Copy the records below exactly, leaving out every picture.

--

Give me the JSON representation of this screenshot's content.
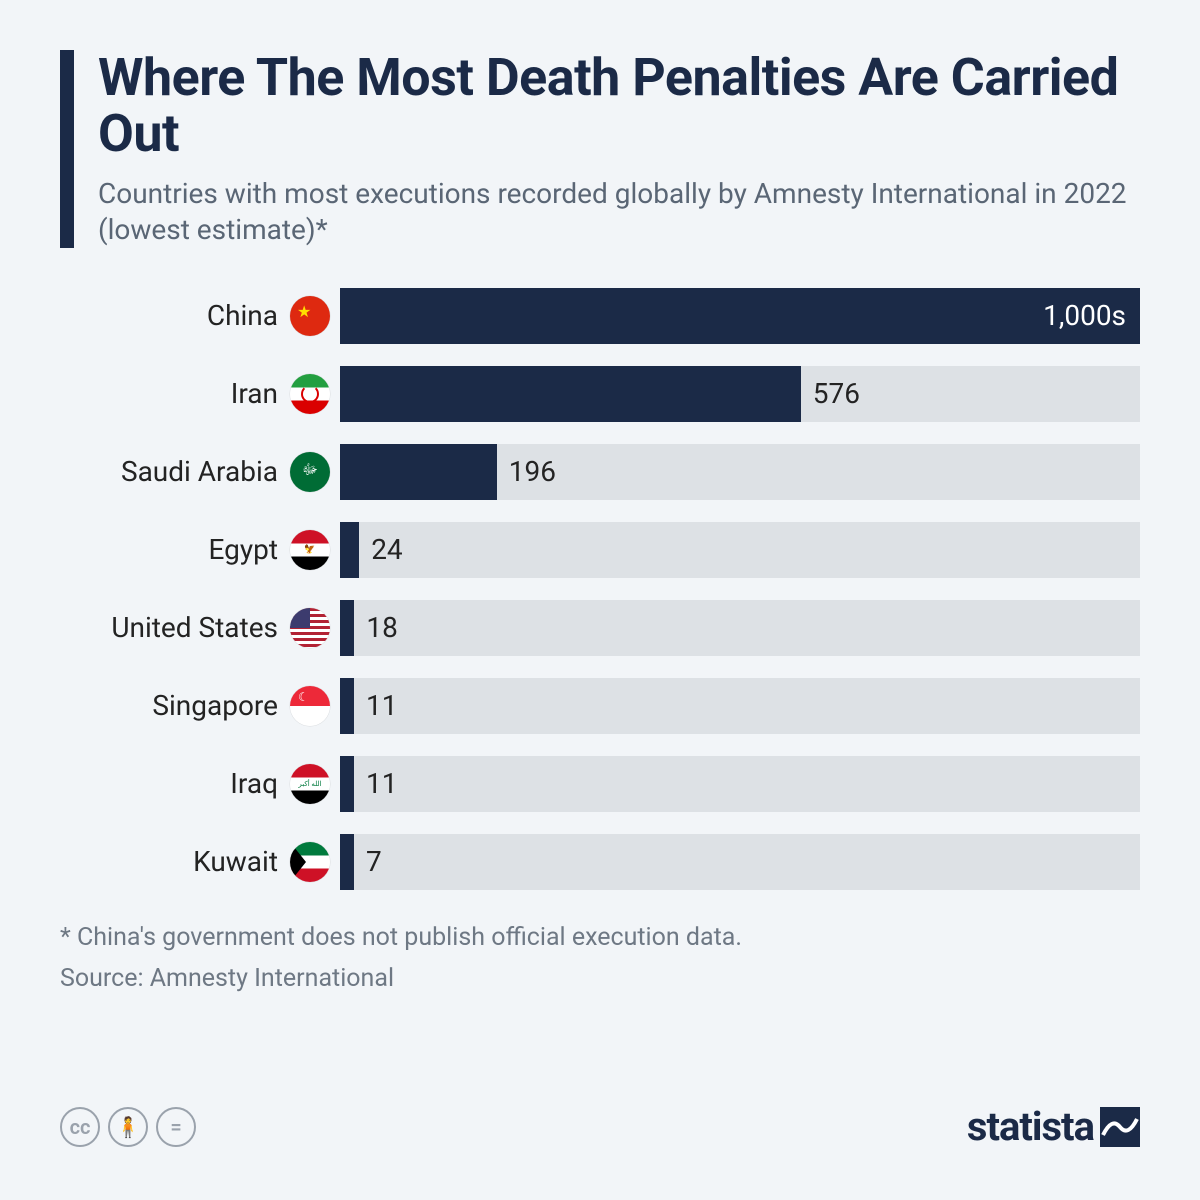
{
  "title": "Where The Most Death Penalties Are Carried Out",
  "subtitle": "Countries with most executions recorded globally by Amnesty International in 2022 (lowest estimate)*",
  "chart": {
    "type": "bar",
    "bar_color": "#1b2a47",
    "track_color": "#dde1e5",
    "background_color": "#f2f5f8",
    "label_fontsize": 28,
    "value_fontsize": 28,
    "max_value": 1000,
    "rows": [
      {
        "country": "China",
        "flag": "cn",
        "value": 1000,
        "display": "1,000s",
        "label_inside": true
      },
      {
        "country": "Iran",
        "flag": "ir",
        "value": 576,
        "display": "576",
        "label_inside": false
      },
      {
        "country": "Saudi Arabia",
        "flag": "sa",
        "value": 196,
        "display": "196",
        "label_inside": false
      },
      {
        "country": "Egypt",
        "flag": "eg",
        "value": 24,
        "display": "24",
        "label_inside": false
      },
      {
        "country": "United States",
        "flag": "us",
        "value": 18,
        "display": "18",
        "label_inside": false
      },
      {
        "country": "Singapore",
        "flag": "sg",
        "value": 11,
        "display": "11",
        "label_inside": false
      },
      {
        "country": "Iraq",
        "flag": "iq",
        "value": 11,
        "display": "11",
        "label_inside": false
      },
      {
        "country": "Kuwait",
        "flag": "kw",
        "value": 7,
        "display": "7",
        "label_inside": false
      }
    ]
  },
  "footnote1": "* China's government does not publish official execution data.",
  "footnote2": "Source: Amnesty International",
  "brand": "statista",
  "cc": {
    "a": "cc",
    "b": "🧍",
    "c": "="
  }
}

--

__WORKED ANSWER__.
Give me the JSON representation of this screenshot's content.
{
  "title": "Where The Most Death Penalties Are Carried Out",
  "subtitle": "Countries with most executions recorded globally by Amnesty International in 2022 (lowest estimate)*",
  "chart": {
    "type": "bar",
    "bar_color": "#1b2a47",
    "track_color": "#dde1e5",
    "background_color": "#f2f5f8",
    "label_fontsize": 28,
    "value_fontsize": 28,
    "max_value": 1000,
    "rows": [
      {
        "country": "China",
        "flag": "cn",
        "value": 1000,
        "display": "1,000s",
        "label_inside": true
      },
      {
        "country": "Iran",
        "flag": "ir",
        "value": 576,
        "display": "576",
        "label_inside": false
      },
      {
        "country": "Saudi Arabia",
        "flag": "sa",
        "value": 196,
        "display": "196",
        "label_inside": false
      },
      {
        "country": "Egypt",
        "flag": "eg",
        "value": 24,
        "display": "24",
        "label_inside": false
      },
      {
        "country": "United States",
        "flag": "us",
        "value": 18,
        "display": "18",
        "label_inside": false
      },
      {
        "country": "Singapore",
        "flag": "sg",
        "value": 11,
        "display": "11",
        "label_inside": false
      },
      {
        "country": "Iraq",
        "flag": "iq",
        "value": 11,
        "display": "11",
        "label_inside": false
      },
      {
        "country": "Kuwait",
        "flag": "kw",
        "value": 7,
        "display": "7",
        "label_inside": false
      }
    ]
  },
  "footnote1": "* China's government does not publish official execution data.",
  "footnote2": "Source: Amnesty International",
  "brand": "statista",
  "cc": {
    "a": "cc",
    "b": "🧍",
    "c": "="
  }
}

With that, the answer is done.